> **Aim**: Select and copy out every line in the records containing "Beschreibung".

--- BEGIN Supplied material ---

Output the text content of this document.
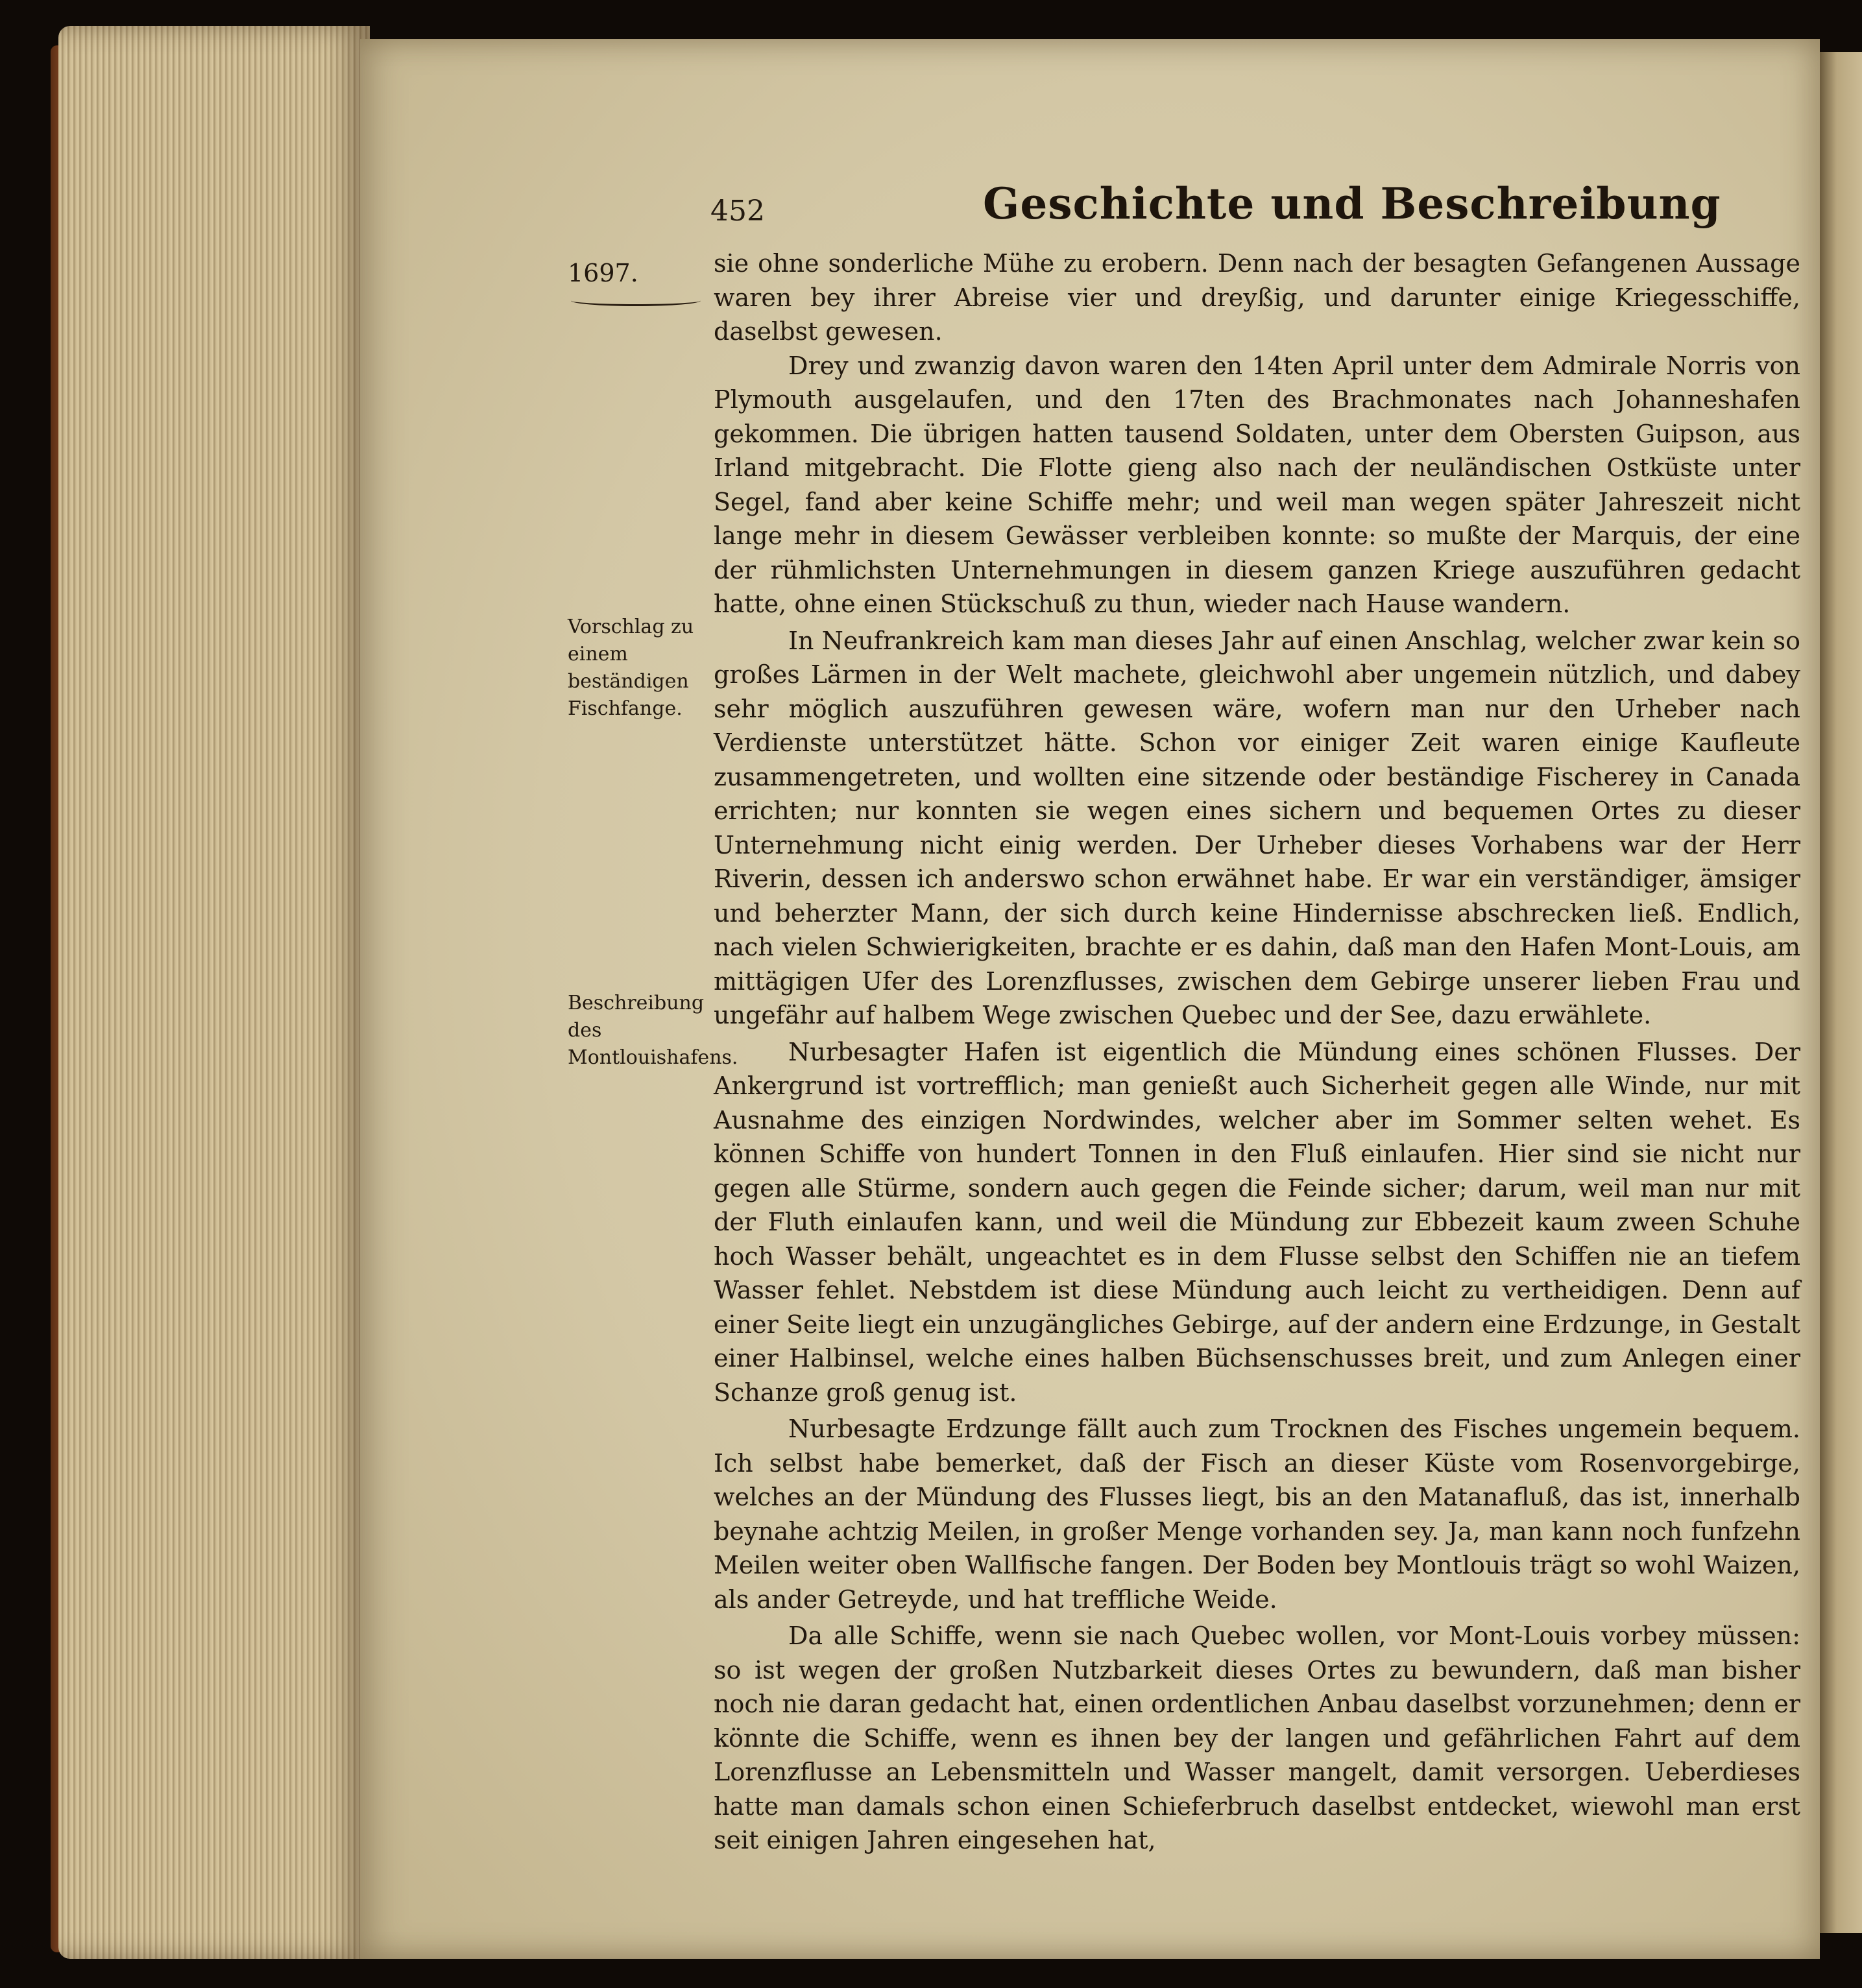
452	Geschichte und Beschreibung
1697.
Vorschlag zu einem beständigen Fischfange.
Beschreibung des Montlouishafens.

sie ohne sonderliche Mühe zu erobern. Denn nach der besagten Gefangenen Aussage waren bey ihrer Abreise vier und dreyßig, und darunter einige Kriegesschiffe, daselbst gewesen.

Drey und zwanzig davon waren den 14ten April unter dem Admirale Norris von Plymouth ausgelaufen, und den 17ten des Brachmonates nach Johanneshafen gekommen. Die übrigen hatten tausend Soldaten, unter dem Obersten Guipson, aus Irland mitgebracht. Die Flotte gieng also nach der neuländischen Ostküste unter Segel, fand aber keine Schiffe mehr; und weil man wegen später Jahreszeit nicht lange mehr in diesem Gewässer verbleiben konnte: so mußte der Marquis, der eine der rühmlichsten Unternehmungen in diesem ganzen Kriege auszuführen gedacht hatte, ohne einen Stückschuß zu thun, wieder nach Hause wandern.

In Neufrankreich kam man dieses Jahr auf einen Anschlag, welcher zwar kein so großes Lärmen in der Welt machete, gleichwohl aber ungemein nützlich, und dabey sehr möglich auszuführen gewesen wäre, wofern man nur den Urheber nach Verdienste unterstützet hätte. Schon vor einiger Zeit waren einige Kaufleute zusammengetreten, und wollten eine sitzende oder beständige Fischerey in Canada errichten; nur konnten sie wegen eines sichern und bequemen Ortes zu dieser Unternehmung nicht einig werden. Der Urheber dieses Vorhabens war der Herr Riverin, dessen ich anderswo schon erwähnet habe. Er war ein verständiger, ämsiger und beherzter Mann, der sich durch keine Hindernisse abschrecken ließ. Endlich, nach vielen Schwierigkeiten, brachte er es dahin, daß man den Hafen Mont-Louis, am mittägigen Ufer des Lorenzflusses, zwischen dem Gebirge unserer lieben Frau und ungefähr auf halbem Wege zwischen Quebec und der See, dazu erwählete.

Nurbesagter Hafen ist eigentlich die Mündung eines schönen Flusses. Der Ankergrund ist vortrefflich; man genießt auch Sicherheit gegen alle Winde, nur mit Ausnahme des einzigen Nordwindes, welcher aber im Sommer selten wehet. Es können Schiffe von hundert Tonnen in den Fluß einlaufen. Hier sind sie nicht nur gegen alle Stürme, sondern auch gegen die Feinde sicher; darum, weil man nur mit der Fluth einlaufen kann, und weil die Mündung zur Ebbezeit kaum zween Schuhe hoch Wasser behält, ungeachtet es in dem Flusse selbst den Schiffen nie an tiefem Wasser fehlet. Nebstdem ist diese Mündung auch leicht zu vertheidigen. Denn auf einer Seite liegt ein unzugängliches Gebirge, auf der andern eine Erdzunge, in Gestalt einer Halbinsel, welche eines halben Büchsenschusses breit, und zum Anlegen einer Schanze groß genug ist.

Nurbesagte Erdzunge fällt auch zum Trocknen des Fisches ungemein bequem. Ich selbst habe bemerket, daß der Fisch an dieser Küste vom Rosenvorgebirge, welches an der Mündung des Flusses liegt, bis an den Matanafluß, das ist, innerhalb beynahe achtzig Meilen, in großer Menge vorhanden sey. Ja, man kann noch funfzehn Meilen weiter oben Wallfische fangen. Der Boden bey Montlouis trägt so wohl Waizen, als ander Getreyde, und hat treffliche Weide.

Da alle Schiffe, wenn sie nach Quebec wollen, vor Mont-Louis vorbey müssen: so ist wegen der großen Nutzbarkeit dieses Ortes zu bewundern, daß man bisher noch nie daran gedacht hat, einen ordentlichen Anbau daselbst vorzunehmen; denn er könnte die Schiffe, wenn es ihnen bey der langen und gefährlichen Fahrt auf dem Lorenzflusse an Lebensmitteln und Wasser mangelt, damit versorgen. Ueberdieses hatte man damals schon einen Schieferbruch daselbst entdecket, wiewohl man erst seit einigen Jahren eingesehen hat,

--- END Supplied material ---

> **The answer**:
452	Geschichte und Beschreibung
Beschreibung des Montlouishafens.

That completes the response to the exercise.